# Exercise directions
Report back each line of the records that contains the string "trên".
[Start]
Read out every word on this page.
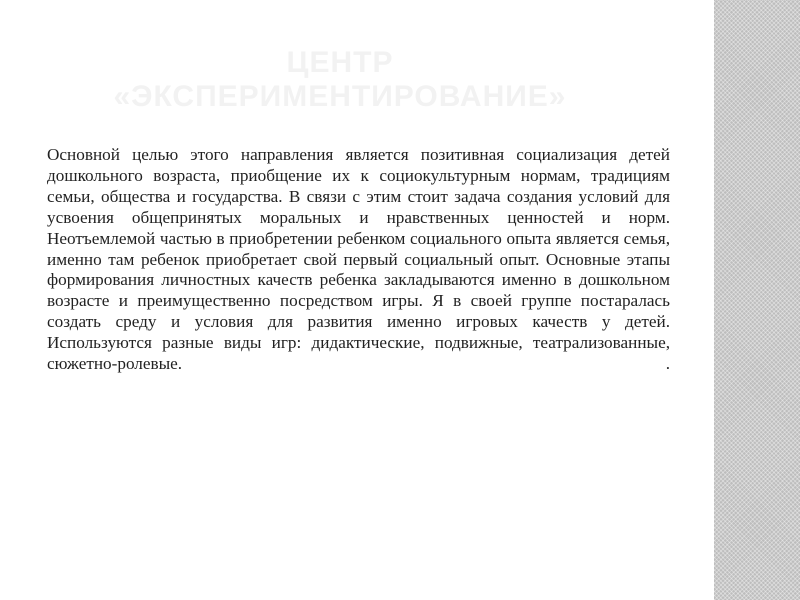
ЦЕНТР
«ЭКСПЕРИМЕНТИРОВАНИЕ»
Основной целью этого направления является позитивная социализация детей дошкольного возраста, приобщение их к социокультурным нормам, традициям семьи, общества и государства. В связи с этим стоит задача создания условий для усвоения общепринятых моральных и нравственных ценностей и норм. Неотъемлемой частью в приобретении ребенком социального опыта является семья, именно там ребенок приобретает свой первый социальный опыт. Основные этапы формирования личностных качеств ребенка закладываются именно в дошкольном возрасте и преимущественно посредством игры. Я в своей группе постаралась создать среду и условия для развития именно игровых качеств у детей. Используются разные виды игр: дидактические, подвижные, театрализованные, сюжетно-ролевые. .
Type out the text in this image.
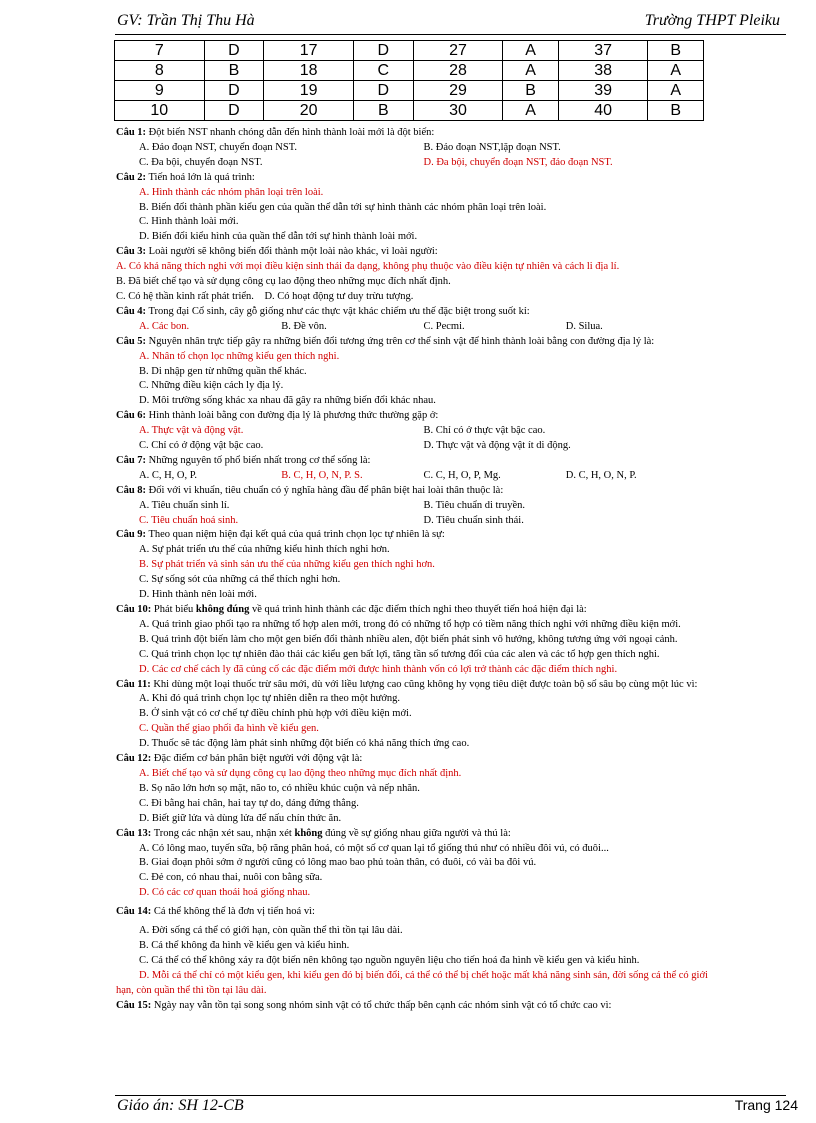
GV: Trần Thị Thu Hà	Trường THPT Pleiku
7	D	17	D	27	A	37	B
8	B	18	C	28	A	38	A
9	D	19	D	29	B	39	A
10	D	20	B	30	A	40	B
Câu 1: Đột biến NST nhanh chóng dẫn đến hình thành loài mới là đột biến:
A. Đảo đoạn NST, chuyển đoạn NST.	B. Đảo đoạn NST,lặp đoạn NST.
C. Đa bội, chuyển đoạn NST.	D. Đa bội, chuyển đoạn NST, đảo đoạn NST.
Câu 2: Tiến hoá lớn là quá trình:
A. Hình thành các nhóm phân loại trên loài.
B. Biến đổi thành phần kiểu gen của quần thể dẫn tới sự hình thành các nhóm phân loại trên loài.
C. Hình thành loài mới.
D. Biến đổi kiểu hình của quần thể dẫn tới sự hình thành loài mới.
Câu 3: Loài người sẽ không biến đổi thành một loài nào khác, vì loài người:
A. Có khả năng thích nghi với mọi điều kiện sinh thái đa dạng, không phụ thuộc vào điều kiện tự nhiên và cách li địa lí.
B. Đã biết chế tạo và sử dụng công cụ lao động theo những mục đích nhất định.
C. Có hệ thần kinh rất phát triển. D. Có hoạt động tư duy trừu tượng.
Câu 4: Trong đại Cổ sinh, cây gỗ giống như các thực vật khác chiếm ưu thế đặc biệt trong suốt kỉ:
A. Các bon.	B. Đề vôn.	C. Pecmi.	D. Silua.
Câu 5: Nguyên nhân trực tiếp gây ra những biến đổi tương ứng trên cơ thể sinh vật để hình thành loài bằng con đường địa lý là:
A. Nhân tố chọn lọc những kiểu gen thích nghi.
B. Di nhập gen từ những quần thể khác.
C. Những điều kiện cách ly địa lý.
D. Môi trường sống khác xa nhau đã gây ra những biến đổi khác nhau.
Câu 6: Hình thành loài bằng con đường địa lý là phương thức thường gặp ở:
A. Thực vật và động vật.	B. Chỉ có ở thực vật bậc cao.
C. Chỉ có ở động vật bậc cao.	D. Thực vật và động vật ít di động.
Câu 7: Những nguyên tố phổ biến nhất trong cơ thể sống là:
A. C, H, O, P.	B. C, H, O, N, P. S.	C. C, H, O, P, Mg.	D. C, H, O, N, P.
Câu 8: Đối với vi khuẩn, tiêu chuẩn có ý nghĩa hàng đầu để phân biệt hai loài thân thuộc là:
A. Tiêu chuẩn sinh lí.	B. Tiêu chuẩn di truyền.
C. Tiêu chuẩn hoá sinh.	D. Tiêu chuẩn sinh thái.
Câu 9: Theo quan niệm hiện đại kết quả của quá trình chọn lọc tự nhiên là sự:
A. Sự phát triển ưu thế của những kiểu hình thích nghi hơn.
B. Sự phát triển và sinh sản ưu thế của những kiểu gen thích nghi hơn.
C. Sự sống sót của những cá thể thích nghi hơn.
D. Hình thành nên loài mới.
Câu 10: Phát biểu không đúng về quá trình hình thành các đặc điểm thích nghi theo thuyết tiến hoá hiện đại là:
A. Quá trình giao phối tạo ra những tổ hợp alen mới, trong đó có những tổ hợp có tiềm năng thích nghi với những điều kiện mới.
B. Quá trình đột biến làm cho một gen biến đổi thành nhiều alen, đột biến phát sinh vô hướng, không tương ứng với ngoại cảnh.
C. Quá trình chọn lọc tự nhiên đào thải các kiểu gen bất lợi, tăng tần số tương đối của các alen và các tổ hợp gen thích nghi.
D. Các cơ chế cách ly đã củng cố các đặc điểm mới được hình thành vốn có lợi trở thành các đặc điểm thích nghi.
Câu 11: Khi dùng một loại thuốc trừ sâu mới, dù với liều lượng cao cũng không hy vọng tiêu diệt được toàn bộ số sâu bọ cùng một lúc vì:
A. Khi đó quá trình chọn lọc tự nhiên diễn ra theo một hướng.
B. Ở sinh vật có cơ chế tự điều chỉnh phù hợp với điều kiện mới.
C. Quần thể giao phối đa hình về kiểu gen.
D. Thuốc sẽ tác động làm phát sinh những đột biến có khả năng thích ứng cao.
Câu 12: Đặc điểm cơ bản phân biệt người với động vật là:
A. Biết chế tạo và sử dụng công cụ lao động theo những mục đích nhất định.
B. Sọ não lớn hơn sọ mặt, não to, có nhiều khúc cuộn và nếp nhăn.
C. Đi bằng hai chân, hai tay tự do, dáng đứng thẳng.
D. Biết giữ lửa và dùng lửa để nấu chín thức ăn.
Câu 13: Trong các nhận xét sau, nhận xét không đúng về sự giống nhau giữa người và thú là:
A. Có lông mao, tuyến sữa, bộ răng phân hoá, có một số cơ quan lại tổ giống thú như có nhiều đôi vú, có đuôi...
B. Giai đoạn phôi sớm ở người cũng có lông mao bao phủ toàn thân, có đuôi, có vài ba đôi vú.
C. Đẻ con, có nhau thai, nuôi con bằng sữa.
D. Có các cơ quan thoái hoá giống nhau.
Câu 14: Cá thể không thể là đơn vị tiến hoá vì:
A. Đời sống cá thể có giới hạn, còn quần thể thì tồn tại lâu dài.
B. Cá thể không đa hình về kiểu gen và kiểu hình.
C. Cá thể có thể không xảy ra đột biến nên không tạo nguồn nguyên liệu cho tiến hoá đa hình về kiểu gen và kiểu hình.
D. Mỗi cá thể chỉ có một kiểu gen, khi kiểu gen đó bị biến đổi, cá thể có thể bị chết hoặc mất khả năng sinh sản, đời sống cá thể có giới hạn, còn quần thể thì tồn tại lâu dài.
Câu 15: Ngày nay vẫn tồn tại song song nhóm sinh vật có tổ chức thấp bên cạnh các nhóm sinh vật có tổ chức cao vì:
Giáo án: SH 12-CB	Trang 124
[End]
# Result
A. Hình thành các nhóm phân loại trên loài.
B. Biến đổi thành phần kiểu gen của quần thể dẫn tới sự hình thành các nhóm phân loại trên loài.
Câu 5: Nguyên nhân trực tiếp gây ra những biến đổi tương ứng trên cơ thể sinh vật để hình thành loài bằng con đường địa lý là:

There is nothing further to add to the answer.